EXERCISE DIRECTIONS
Print every line of the listing exactly, please.

PROVIDED RECORDS
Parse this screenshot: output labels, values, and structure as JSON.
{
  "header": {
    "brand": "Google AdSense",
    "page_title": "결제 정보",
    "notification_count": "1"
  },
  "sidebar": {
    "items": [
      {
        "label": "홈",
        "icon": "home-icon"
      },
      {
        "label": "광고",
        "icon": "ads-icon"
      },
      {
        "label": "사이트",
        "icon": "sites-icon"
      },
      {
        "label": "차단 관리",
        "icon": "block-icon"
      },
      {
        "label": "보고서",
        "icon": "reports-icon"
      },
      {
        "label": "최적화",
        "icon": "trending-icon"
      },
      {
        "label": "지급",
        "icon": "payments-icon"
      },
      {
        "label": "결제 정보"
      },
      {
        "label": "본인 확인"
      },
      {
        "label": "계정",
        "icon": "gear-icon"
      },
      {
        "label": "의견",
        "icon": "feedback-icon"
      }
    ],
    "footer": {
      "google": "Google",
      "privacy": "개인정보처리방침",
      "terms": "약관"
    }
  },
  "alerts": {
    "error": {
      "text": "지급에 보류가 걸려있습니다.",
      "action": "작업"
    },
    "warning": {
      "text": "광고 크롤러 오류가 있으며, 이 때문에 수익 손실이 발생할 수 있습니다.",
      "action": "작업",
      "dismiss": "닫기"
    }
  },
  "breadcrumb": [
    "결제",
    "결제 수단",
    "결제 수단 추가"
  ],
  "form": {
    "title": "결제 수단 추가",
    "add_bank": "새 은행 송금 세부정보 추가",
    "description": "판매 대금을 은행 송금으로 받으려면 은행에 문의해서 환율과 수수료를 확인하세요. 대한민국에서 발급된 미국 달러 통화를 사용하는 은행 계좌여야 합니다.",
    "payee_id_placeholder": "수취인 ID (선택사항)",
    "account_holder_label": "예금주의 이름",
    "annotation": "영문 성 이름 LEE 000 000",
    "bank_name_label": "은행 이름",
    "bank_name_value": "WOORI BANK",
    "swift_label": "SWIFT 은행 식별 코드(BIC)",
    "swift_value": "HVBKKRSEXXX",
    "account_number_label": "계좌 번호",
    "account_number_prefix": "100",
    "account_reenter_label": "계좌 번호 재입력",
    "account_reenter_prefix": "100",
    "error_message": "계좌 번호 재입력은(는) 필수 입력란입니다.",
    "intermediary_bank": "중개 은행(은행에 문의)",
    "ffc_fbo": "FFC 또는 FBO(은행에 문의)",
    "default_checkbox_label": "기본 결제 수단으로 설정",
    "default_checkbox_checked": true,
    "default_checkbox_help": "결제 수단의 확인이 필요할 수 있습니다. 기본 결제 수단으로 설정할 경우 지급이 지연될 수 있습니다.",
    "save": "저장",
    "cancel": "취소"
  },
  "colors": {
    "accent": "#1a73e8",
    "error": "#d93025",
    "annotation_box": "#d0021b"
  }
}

REPLY
Parse this screenshot: output labels, values, and structure as JSON.
{
  "header": {
    "brand": "Google AdSense",
    "page_title": "결제 정보",
    "notification_count": "1"
  },
  "sidebar": {
    "items": [
      {
        "label": "홈",
        "icon": "home-icon"
      },
      {
        "label": "광고",
        "icon": "ads-icon"
      },
      {
        "label": "사이트",
        "icon": "sites-icon"
      },
      {
        "label": "차단 관리",
        "icon": "block-icon"
      },
      {
        "label": "보고서",
        "icon": "reports-icon"
      },
      {
        "label": "최적화",
        "icon": "trending-icon"
      },
      {
        "label": "지급",
        "icon": "payments-icon"
      },
      {
        "label": "결제 정보"
      },
      {
        "label": "본인 확인"
      },
      {
        "label": "계정",
        "icon": "gear-icon"
      },
      {
        "label": "의견",
        "icon": "feedback-icon"
      }
    ],
    "footer": {
      "google": "Google",
      "privacy": "개인정보처리방침",
      "terms": "약관"
    }
  },
  "alerts": {
    "error": {
      "text": "지급에 보류가 걸려있습니다.",
      "action": "작업"
    },
    "warning": {
      "text": "광고 크롤러 오류가 있으며, 이 때문에 수익 손실이 발생할 수 있습니다.",
      "action": "작업",
      "dismiss": "닫기"
    }
  },
  "breadcrumb": [
    "결제",
    "결제 수단",
    "결제 수단 추가"
  ],
  "form": {
    "title": "결제 수단 추가",
    "add_bank": "새 은행 송금 세부정보 추가",
    "description": "판매 대금을 은행 송금으로 받으려면 은행에 문의해서 환율과 수수료를 확인하세요. 대한민국에서 발급된 미국 달러 통화를 사용하는 은행 계좌여야 합니다.",
    "payee_id_placeholder": "수취인 ID (선택사항)",
    "account_holder_label": "예금주의 이름",
    "annotation": "영문 성 이름 LEE 000 000",
    "bank_name_label": "은행 이름",
    "bank_name_value": "WOORI BANK",
    "swift_label": "SWIFT 은행 식별 코드(BIC)",
    "swift_value": "HVBKKRSEXXX",
    "account_number_label": "계좌 번호",
    "account_number_prefix": "100",
    "account_reenter_label": "계좌 번호 재입력",
    "account_reenter_prefix": "100",
    "error_message": "계좌 번호 재입력은(는) 필수 입력란입니다.",
    "intermediary_bank": "중개 은행(은행에 문의)",
    "ffc_fbo": "FFC 또는 FBO(은행에 문의)",
    "default_checkbox_label": "기본 결제 수단으로 설정",
    "default_checkbox_checked": true,
    "default_checkbox_help": "결제 수단의 확인이 필요할 수 있습니다. 기본 결제 수단으로 설정할 경우 지급이 지연될 수 있습니다.",
    "save": "저장",
    "cancel": "취소"
  },
  "colors": {
    "accent": "#1a73e8",
    "error": "#d93025",
    "annotation_box": "#d0021b"
  }
}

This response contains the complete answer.